▸ Given problem
Give the count of lines in the data that include the string "расчёта", with no added remarks.

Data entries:
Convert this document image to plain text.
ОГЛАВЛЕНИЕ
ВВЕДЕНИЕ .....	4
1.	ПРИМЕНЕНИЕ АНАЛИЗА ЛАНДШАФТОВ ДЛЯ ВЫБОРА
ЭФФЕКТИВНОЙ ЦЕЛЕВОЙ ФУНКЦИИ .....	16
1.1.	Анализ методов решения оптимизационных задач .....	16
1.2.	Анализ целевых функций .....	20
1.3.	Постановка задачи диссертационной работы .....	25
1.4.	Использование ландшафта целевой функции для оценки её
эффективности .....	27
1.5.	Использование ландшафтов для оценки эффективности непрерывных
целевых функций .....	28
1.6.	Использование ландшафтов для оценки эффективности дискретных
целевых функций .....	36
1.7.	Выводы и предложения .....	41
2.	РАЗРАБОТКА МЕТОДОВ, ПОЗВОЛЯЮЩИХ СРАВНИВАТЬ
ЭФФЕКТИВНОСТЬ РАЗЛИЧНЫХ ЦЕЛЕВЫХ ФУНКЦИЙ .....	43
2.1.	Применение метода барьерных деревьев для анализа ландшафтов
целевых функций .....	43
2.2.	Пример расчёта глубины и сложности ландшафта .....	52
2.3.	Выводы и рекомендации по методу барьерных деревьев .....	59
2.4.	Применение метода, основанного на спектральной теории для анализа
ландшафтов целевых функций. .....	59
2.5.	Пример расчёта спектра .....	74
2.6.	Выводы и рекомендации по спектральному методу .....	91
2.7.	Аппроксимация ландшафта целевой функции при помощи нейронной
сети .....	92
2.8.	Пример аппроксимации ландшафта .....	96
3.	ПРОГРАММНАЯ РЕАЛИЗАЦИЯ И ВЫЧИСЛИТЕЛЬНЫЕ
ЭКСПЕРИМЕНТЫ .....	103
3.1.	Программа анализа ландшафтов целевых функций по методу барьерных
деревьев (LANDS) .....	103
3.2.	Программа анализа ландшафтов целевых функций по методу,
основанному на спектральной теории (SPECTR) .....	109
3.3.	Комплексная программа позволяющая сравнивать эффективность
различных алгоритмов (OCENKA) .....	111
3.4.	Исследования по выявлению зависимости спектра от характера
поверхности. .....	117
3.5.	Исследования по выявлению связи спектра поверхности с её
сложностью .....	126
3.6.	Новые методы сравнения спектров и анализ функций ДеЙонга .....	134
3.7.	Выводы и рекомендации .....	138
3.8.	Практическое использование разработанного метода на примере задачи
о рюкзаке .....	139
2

▸ Task output
2